-- START Task data --
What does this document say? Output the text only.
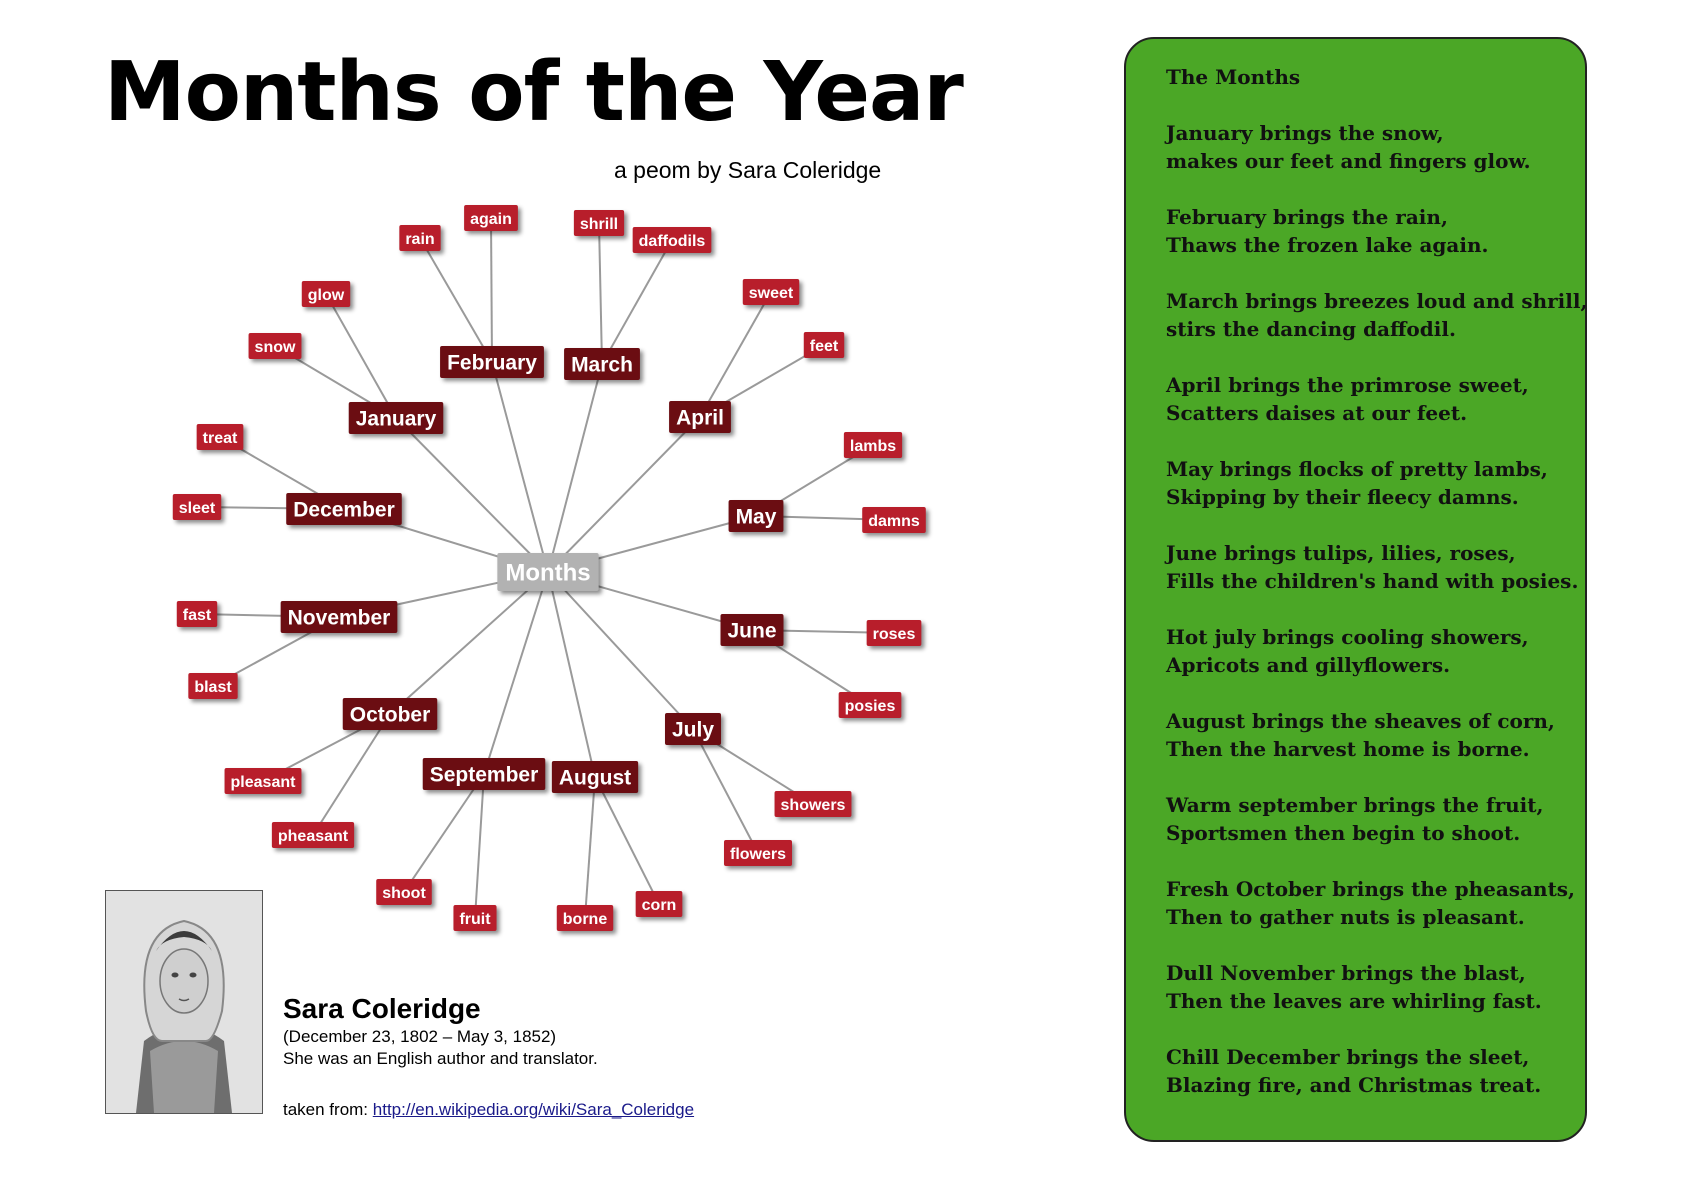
Months of the Year
a peom by Sara Coleridge
Months
January
snow
glow
February
rain
again
March
shrill
daffodils
April
sweet
feet
May
lambs
damns
June	roses
posies
July
showers
flowers
August
corn
borne
September
fruit
shoot
October
pheasant
pleasant
November
blast
fast
December
sleet
treat
Sara Coleridge
(December 23, 1802 – May 3, 1852)
She was an English author and translator.
taken from: http://en.wikipedia.org/wiki/Sara_Coleridge
The Months
January brings the snow,
makes our feet and fingers glow.
February brings the rain,
Thaws the frozen lake again.
March brings breezes loud and shrill,
stirs the dancing daffodil.
April brings the primrose sweet,
Scatters daises at our feet.
May brings flocks of pretty lambs,
Skipping by their fleecy damns.
June brings tulips, lilies, roses,
Fills the children's hand with posies.
Hot july brings cooling showers,
Apricots and gillyflowers.
August brings the sheaves of corn,
Then the harvest home is borne.
Warm september brings the fruit,
Sportsmen then begin to shoot.
Fresh October brings the pheasants,
Then to gather nuts is pleasant.
Dull November brings the blast,
Then the leaves are whirling fast.
Chill December brings the sleet,
Blazing fire, and Christmas treat.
-- END Task data --
Aim: Repeat verbatim all the material, but not the pictures.

Correct output:
What does this document say? Output the text only.
Months of the Year
a peom by Sara Coleridge
Months
January
snow
glow
February
rain
again
March
shrill
daffodils
April
sweet
feet
May
lambs
damns
June	roses
posies
July
showers
flowers
August
corn
borne
September
fruit
shoot
October
pheasant
pleasant
November
blast
fast
December
sleet
treat
Sara Coleridge
(December 23, 1802 – May 3, 1852)
She was an English author and translator.
taken from: http://en.wikipedia.org/wiki/Sara_Coleridge
The Months
January brings the snow,
makes our feet and fingers glow.
February brings the rain,
Thaws the frozen lake again.
March brings breezes loud and shrill,
stirs the dancing daffodil.
April brings the primrose sweet,
Scatters daises at our feet.
May brings flocks of pretty lambs,
Skipping by their fleecy damns.
June brings tulips, lilies, roses,
Fills the children's hand with posies.
Hot july brings cooling showers,
Apricots and gillyflowers.
August brings the sheaves of corn,
Then the harvest home is borne.
Warm september brings the fruit,
Sportsmen then begin to shoot.
Fresh October brings the pheasants,
Then to gather nuts is pleasant.
Dull November brings the blast,
Then the leaves are whirling fast.
Chill December brings the sleet,
Blazing fire, and Christmas treat.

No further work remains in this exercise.